### WRITTEN TASK
Return all entries precisely as they stand, without the images.

### MATERIALS PROVIDED
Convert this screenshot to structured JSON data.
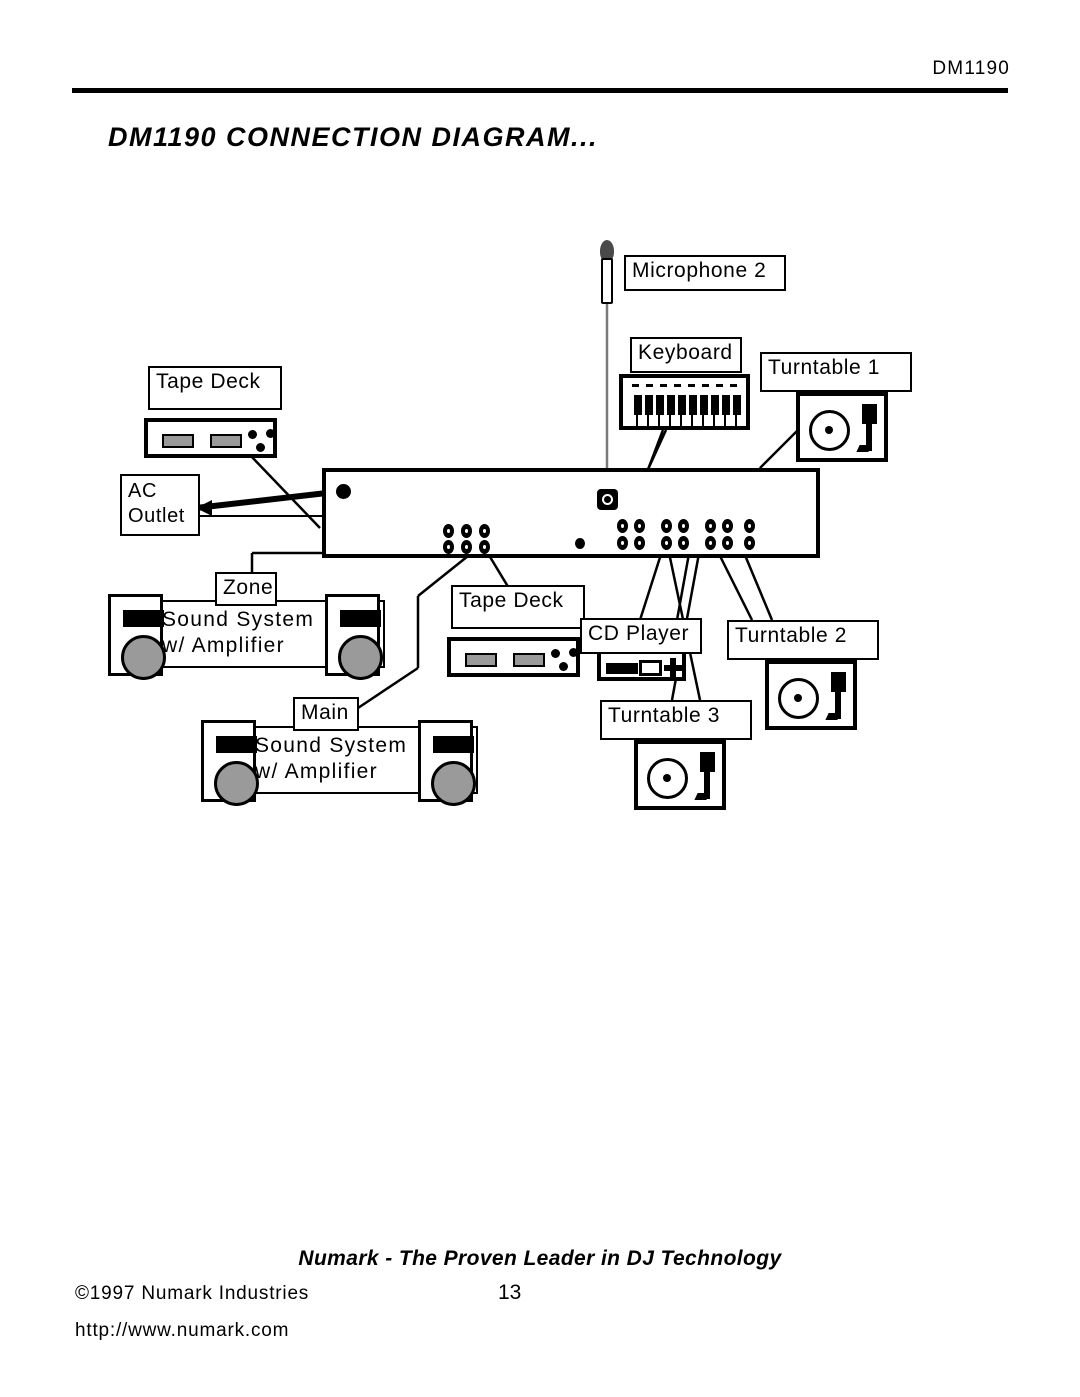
{
  "header": {
    "model": "DM1190"
  },
  "title": "DM1190 CONNECTION DIAGRAM...",
  "diagram": {
    "labels": {
      "microphone2": "Microphone 2",
      "keyboard": "Keyboard",
      "turntable1": "Turntable 1",
      "turntable2": "Turntable 2",
      "turntable3": "Turntable 3",
      "tape_deck_left": "Tape Deck",
      "tape_deck_center": "Tape Deck",
      "ac_outlet": "AC\nOutlet",
      "ac_outlet_line1": "AC",
      "ac_outlet_line2": "Outlet",
      "zone": "Zone",
      "main": "Main",
      "sound_system_line1": "Sound System",
      "sound_system_line2": "w/ Amplifier",
      "cd_player": "CD Player"
    }
  },
  "footer": {
    "tagline": "Numark - The Proven Leader in DJ Technology",
    "copyright": "©1997 Numark Industries",
    "page_number": "13",
    "url": "http://www.numark.com"
  },
  "colors": {
    "ink": "#000000",
    "paper": "#ffffff",
    "gray_part": "#9a9a9a",
    "mic_head": "#4a4a4a"
  }
}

### COMPLETE RESPONSE
Convert this screenshot to structured JSON data.
{
  "header": {
    "model": "DM1190"
  },
  "title": "DM1190 CONNECTION DIAGRAM...",
  "diagram": {
    "labels": {
      "microphone2": "Microphone 2",
      "keyboard": "Keyboard",
      "turntable1": "Turntable 1",
      "turntable2": "Turntable 2",
      "turntable3": "Turntable 3",
      "tape_deck_left": "Tape Deck",
      "tape_deck_center": "Tape Deck",
      "ac_outlet": "AC\nOutlet",
      "ac_outlet_line1": "AC",
      "ac_outlet_line2": "Outlet",
      "zone": "Zone",
      "main": "Main",
      "sound_system_line1": "Sound System",
      "sound_system_line2": "w/ Amplifier",
      "cd_player": "CD Player"
    }
  },
  "footer": {
    "tagline": "Numark - The Proven Leader in DJ Technology",
    "copyright": "©1997 Numark Industries",
    "page_number": "13",
    "url": "http://www.numark.com"
  },
  "colors": {
    "ink": "#000000",
    "paper": "#ffffff",
    "gray_part": "#9a9a9a",
    "mic_head": "#4a4a4a"
  }
}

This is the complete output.